Collected data entries:
- - - - - - -

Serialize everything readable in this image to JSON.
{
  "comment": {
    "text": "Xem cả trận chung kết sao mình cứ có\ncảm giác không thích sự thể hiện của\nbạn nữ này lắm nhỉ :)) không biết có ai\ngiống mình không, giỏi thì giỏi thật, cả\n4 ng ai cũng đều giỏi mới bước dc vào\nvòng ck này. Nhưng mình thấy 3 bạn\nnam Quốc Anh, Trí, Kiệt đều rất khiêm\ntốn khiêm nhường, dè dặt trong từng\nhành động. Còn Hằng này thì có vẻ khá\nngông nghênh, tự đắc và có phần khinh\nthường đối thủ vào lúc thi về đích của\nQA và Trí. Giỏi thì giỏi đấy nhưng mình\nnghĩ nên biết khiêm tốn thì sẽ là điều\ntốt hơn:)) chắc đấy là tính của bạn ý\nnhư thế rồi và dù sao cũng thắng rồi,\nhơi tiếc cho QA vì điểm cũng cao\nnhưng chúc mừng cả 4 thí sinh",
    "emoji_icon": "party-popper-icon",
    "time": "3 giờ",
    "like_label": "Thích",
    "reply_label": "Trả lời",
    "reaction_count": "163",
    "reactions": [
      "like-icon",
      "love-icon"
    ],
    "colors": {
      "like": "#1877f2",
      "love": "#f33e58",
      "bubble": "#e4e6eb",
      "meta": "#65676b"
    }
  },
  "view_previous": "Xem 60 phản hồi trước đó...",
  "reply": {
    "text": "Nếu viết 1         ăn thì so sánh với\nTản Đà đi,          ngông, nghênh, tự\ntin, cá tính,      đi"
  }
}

- - - - - - -

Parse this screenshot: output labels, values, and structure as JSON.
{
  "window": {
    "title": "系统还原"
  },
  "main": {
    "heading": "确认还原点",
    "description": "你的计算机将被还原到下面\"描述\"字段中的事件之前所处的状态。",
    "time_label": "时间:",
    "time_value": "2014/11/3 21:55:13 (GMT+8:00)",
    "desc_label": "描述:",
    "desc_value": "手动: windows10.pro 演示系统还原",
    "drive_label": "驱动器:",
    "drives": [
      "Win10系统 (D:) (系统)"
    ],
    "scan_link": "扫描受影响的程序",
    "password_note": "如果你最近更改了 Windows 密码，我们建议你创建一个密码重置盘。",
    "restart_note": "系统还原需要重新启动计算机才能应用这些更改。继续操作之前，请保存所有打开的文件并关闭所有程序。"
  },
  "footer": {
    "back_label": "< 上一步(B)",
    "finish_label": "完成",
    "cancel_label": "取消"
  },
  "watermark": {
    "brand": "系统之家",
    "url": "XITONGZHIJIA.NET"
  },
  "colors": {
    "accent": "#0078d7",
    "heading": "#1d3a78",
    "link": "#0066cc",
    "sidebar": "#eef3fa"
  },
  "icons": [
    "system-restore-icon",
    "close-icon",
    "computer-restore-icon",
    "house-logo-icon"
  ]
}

- - - - - - -

• [Stated goal] How many of the lines above hold the word "this"? Give only that number.

• [Answer for the task] 2